- RECORD EXTRACTS -
══════════════════════════════
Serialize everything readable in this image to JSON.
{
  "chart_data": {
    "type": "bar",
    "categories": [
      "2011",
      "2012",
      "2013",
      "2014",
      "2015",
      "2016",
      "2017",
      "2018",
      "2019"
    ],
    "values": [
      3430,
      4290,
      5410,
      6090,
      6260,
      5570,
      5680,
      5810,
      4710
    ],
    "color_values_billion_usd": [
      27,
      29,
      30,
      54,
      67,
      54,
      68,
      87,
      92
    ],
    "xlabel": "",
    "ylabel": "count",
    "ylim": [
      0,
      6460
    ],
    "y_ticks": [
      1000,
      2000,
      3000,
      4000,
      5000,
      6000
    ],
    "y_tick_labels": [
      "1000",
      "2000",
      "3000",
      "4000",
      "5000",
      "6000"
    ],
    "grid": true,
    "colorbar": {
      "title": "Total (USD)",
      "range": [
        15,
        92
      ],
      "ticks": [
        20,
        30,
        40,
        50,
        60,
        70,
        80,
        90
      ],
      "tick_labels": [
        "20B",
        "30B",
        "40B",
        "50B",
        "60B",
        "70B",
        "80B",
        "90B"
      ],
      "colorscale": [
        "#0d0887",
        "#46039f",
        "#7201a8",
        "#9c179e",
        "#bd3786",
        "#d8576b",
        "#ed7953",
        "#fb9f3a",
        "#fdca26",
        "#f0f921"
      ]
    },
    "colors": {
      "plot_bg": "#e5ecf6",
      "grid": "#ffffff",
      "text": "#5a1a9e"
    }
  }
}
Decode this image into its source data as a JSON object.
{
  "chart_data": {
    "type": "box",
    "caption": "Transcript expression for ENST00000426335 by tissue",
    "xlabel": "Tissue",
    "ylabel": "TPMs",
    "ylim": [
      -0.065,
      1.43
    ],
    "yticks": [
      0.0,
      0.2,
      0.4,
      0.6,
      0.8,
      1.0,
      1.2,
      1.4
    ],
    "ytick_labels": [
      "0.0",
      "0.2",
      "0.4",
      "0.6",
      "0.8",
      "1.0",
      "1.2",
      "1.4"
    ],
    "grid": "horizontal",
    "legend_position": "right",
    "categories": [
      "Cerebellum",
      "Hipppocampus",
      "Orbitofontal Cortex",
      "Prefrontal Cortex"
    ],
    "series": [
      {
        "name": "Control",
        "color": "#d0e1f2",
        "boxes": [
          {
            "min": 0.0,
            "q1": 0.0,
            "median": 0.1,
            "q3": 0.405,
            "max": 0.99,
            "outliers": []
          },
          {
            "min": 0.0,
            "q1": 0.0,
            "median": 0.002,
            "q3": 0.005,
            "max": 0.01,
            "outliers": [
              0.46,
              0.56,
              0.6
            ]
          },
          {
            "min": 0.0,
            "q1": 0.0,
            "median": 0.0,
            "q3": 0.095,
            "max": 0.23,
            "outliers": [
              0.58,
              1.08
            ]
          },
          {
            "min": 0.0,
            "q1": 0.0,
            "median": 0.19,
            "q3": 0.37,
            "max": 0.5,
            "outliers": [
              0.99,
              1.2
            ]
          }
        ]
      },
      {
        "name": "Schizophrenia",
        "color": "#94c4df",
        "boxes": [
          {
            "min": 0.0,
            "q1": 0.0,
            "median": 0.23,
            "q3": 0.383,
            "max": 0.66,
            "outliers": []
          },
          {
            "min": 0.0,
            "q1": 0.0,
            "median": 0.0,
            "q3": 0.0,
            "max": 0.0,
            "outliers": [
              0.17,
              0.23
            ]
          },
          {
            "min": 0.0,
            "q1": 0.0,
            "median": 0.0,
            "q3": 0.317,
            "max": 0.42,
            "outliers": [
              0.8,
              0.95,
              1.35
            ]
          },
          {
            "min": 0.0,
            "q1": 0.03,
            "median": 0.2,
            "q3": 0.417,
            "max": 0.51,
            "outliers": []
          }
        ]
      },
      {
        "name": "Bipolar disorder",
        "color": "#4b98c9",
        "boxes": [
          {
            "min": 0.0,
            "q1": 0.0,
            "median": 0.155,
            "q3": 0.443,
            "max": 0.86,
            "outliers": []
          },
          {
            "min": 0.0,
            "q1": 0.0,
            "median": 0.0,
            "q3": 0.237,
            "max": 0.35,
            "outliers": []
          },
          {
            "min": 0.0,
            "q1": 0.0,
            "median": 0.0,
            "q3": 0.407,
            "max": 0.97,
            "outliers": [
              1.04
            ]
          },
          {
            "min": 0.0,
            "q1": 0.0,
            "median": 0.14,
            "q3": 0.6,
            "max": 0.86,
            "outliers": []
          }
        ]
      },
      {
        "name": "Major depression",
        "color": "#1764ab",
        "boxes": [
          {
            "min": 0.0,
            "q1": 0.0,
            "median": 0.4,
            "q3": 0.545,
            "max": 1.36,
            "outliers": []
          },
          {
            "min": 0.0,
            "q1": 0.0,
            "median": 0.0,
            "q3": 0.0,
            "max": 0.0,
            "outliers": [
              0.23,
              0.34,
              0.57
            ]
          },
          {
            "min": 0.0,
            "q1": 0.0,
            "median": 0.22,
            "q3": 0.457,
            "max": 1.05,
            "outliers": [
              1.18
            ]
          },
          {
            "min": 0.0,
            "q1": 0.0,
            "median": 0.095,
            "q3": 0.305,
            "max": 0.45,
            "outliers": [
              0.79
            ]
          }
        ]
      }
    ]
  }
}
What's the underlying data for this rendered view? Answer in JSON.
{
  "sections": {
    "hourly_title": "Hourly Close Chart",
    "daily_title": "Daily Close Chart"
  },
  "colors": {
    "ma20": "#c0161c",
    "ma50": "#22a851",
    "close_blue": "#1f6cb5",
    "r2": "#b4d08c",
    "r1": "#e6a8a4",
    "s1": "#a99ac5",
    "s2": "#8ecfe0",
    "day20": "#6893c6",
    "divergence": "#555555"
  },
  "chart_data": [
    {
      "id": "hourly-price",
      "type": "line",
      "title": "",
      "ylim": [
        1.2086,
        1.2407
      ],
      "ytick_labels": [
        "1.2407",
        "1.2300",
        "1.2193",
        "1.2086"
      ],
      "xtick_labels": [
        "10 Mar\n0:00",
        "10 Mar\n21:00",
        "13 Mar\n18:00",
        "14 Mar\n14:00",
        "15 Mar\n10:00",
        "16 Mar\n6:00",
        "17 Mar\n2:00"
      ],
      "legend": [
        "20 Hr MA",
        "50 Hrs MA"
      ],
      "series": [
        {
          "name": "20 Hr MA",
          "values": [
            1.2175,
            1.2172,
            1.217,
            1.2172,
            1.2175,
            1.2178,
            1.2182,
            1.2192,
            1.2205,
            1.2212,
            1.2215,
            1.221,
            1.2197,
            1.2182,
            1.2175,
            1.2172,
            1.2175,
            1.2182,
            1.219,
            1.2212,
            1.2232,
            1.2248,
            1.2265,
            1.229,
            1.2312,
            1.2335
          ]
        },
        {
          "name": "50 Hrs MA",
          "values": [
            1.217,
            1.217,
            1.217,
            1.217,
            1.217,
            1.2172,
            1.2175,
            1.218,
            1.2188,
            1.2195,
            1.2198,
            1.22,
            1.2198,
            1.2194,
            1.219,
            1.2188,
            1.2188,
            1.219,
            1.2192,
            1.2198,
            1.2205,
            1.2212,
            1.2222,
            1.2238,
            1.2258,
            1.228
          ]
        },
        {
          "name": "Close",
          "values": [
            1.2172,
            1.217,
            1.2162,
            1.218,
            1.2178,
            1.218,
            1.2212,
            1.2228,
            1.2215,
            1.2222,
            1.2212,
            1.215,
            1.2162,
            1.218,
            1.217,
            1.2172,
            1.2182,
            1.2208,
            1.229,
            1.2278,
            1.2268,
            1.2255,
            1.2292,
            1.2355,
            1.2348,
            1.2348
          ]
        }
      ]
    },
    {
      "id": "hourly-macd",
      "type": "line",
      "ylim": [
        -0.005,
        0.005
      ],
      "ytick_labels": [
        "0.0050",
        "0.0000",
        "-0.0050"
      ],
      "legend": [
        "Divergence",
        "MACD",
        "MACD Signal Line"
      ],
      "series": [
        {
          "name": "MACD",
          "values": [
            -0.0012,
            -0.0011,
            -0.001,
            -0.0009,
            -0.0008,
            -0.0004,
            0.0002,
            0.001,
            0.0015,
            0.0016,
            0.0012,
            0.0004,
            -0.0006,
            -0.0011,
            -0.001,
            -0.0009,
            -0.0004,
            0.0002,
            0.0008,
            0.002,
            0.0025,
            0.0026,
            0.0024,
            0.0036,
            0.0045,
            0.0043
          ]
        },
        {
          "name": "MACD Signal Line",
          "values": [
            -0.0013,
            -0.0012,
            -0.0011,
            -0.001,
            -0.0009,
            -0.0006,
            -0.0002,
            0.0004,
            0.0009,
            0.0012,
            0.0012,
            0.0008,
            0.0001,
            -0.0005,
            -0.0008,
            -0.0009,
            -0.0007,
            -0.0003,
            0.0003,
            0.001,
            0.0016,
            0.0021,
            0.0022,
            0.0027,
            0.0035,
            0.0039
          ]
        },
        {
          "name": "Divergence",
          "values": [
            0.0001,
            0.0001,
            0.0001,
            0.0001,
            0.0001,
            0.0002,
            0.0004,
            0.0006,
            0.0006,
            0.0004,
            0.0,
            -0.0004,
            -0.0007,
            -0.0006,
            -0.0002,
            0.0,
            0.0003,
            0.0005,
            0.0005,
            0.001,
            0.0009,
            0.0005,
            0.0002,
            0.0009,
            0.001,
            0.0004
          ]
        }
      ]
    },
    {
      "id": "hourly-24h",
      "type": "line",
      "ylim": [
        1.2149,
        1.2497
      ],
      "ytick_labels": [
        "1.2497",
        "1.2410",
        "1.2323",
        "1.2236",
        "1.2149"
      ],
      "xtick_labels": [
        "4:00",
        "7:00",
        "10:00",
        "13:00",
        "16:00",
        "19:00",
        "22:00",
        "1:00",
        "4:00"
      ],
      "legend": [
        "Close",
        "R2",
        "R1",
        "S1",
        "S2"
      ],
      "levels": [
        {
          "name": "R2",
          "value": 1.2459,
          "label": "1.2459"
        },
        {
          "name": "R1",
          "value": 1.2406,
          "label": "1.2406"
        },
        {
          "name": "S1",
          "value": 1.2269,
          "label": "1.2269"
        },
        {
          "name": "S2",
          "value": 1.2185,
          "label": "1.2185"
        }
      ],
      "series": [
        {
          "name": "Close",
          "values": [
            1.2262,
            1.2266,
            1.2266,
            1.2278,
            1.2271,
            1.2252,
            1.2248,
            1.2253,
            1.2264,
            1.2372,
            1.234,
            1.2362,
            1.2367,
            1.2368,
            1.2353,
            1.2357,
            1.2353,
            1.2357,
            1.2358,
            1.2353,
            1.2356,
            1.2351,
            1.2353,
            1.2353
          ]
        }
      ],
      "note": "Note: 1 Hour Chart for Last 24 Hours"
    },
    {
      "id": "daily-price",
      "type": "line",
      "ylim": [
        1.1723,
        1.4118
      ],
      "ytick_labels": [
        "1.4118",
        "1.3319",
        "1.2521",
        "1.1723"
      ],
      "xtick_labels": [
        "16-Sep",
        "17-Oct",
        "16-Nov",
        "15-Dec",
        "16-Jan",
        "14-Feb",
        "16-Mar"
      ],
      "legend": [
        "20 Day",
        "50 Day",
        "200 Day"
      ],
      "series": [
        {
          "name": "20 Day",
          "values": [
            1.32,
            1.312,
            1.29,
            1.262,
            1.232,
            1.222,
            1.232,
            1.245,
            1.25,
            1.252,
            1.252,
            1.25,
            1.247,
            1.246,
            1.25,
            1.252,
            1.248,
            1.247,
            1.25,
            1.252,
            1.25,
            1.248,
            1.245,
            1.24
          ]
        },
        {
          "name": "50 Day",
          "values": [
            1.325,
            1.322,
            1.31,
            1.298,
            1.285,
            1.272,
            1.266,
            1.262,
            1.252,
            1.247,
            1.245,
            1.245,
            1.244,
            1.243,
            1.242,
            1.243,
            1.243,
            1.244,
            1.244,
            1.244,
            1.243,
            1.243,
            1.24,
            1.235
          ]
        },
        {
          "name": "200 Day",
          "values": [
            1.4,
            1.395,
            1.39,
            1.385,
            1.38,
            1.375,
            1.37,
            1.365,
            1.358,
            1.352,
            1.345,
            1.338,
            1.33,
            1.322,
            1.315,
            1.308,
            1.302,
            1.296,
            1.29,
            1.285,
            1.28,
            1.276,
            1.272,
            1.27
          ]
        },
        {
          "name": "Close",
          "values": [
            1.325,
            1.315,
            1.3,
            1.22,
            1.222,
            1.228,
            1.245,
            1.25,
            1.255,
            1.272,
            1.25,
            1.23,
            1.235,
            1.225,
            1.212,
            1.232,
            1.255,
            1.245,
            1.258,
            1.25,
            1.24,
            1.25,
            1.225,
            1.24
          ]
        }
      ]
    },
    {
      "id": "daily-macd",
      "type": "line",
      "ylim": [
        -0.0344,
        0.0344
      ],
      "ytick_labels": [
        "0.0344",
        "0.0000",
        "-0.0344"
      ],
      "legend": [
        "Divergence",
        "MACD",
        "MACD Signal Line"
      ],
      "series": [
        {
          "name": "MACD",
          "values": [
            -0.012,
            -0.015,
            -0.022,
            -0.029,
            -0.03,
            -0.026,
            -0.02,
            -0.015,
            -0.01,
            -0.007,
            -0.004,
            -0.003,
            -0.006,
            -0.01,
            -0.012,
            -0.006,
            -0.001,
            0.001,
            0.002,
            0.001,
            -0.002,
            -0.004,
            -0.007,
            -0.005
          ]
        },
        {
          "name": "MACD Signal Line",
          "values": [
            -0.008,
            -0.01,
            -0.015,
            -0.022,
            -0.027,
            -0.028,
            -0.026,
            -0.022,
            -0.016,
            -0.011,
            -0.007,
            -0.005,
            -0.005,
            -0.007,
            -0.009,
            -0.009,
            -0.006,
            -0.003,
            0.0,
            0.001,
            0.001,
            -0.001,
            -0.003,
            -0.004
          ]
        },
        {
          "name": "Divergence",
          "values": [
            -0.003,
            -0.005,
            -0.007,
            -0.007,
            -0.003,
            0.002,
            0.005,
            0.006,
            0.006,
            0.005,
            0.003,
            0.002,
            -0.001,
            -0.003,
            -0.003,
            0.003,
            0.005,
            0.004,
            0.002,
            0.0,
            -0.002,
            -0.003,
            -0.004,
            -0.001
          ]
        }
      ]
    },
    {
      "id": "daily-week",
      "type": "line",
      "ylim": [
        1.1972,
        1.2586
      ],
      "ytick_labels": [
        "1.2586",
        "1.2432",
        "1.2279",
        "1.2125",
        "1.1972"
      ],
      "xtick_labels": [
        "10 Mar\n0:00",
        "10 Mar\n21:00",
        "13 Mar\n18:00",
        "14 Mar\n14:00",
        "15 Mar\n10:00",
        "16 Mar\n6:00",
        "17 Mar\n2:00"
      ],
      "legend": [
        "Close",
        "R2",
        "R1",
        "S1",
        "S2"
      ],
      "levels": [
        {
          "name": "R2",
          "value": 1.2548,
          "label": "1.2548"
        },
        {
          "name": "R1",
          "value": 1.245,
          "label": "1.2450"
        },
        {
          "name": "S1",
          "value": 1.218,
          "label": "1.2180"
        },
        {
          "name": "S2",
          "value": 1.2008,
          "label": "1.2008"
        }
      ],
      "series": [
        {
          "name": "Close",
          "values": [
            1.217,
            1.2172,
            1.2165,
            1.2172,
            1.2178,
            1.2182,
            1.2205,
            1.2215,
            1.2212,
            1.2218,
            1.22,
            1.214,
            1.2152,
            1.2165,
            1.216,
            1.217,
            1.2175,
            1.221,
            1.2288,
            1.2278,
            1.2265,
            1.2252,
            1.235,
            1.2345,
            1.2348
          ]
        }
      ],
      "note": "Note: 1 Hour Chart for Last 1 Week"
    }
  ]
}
══════════════════════════════
- WHAT THE TASK ASKS -
Identify and list each line with the word "this".

- EXERCISE RESULT -
Serialize everything readable in this image to JSON.
Decode this image into its source data as a JSON object.
What's the underlying data for this rendered view? Answer in JSON.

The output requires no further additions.